Text passage:
Interestingly, NCREIF’s Transaction-Based Index (NTBI)—which also measures performance for the same group of properties, but does so on the basis of transaction prices actually paid rather than appraisal-based values—does not imply the same overvaluation that the NPI does.  Chart 2 shows the same analysis as shown in Chart 1, but comparing the NTBI to its closest REIT-based analogue, which is a moving average of daily PureProperty index values over the previous six (rather than seven) quarters.  The NTBI bounces around quite a bit (there are comparatively few transactions in the private real estate market), but over the past few years it has never implied private-side overvaluation greater than 9.7% relative to public real estate.

What to do:
Answer these questions using the passage on NCREIF's Transaction-Based Index.
(a) On what basis does the NTBI measure property performance?
(b) In Chart 2, what REIT-based analogue is the NTBI compared against?
(c) Over the past few years, what is the largest private-side overvaluation the NTBI has implied relative to public real estate?

Bounding box prediction records:
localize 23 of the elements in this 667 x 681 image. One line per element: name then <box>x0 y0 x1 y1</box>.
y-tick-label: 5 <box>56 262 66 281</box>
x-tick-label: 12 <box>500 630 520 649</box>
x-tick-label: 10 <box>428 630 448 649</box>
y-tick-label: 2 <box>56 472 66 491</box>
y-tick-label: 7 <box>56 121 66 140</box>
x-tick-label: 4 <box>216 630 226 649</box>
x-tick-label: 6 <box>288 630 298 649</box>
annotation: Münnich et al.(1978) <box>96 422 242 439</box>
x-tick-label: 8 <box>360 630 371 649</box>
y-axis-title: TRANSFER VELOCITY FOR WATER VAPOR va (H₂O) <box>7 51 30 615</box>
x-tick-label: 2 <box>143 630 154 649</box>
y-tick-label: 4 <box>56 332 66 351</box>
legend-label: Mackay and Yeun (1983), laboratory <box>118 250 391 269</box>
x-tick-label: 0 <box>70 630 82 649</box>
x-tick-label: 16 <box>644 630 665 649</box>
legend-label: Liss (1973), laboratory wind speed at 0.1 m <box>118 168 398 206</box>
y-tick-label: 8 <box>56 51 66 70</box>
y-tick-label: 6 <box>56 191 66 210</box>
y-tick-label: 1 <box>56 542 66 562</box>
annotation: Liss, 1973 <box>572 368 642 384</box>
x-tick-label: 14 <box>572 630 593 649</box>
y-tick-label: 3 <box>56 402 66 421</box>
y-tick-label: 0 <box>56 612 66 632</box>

Your response:
(a) It measures performance on the basis of transaction prices actually paid, rather than appraisal-based values.
(b) It is compared against a moving average of daily PureProperty index values over the previous six quarters.
(c) It has never implied private-side overvaluation greater than 9.7%.